Supplied records:
▼

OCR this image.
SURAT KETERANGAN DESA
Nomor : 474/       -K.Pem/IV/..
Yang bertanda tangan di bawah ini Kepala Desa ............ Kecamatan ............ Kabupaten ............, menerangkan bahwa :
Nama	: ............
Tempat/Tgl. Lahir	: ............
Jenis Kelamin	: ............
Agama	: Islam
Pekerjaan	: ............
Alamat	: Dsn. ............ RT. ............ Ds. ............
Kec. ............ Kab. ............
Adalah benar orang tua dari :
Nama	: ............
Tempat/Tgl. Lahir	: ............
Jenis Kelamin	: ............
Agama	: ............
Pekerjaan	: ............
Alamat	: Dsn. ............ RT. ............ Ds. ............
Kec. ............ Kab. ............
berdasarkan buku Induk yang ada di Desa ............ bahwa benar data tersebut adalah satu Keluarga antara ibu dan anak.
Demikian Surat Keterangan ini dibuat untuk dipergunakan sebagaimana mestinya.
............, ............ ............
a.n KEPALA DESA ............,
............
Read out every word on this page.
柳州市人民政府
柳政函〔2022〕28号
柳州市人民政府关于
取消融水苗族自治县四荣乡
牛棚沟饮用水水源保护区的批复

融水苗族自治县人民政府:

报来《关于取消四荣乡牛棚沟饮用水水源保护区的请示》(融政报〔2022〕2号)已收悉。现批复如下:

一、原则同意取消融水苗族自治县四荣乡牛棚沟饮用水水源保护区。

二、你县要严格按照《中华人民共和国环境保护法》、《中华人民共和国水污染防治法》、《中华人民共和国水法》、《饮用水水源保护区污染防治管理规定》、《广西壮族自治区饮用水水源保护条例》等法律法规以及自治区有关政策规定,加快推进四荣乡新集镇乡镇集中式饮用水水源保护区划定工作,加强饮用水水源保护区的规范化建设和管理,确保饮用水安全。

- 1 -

▲

Repeat exactly the lines from the line containing "Read out every word on this page." through the end of the listing above; both boundary lines are part of the output.

Read out every word on this page.
柳州市人民政府
柳政函〔2022〕28号
柳州市人民政府关于
取消融水苗族自治县四荣乡
牛棚沟饮用水水源保护区的批复

融水苗族自治县人民政府:

报来《关于取消四荣乡牛棚沟饮用水水源保护区的请示》(融政报〔2022〕2号)已收悉。现批复如下:

一、原则同意取消融水苗族自治县四荣乡牛棚沟饮用水水源保护区。

二、你县要严格按照《中华人民共和国环境保护法》、《中华人民共和国水污染防治法》、《中华人民共和国水法》、《饮用水水源保护区污染防治管理规定》、《广西壮族自治区饮用水水源保护条例》等法律法规以及自治区有关政策规定,加快推进四荣乡新集镇乡镇集中式饮用水水源保护区划定工作,加强饮用水水源保护区的规范化建设和管理,确保饮用水安全。

- 1 -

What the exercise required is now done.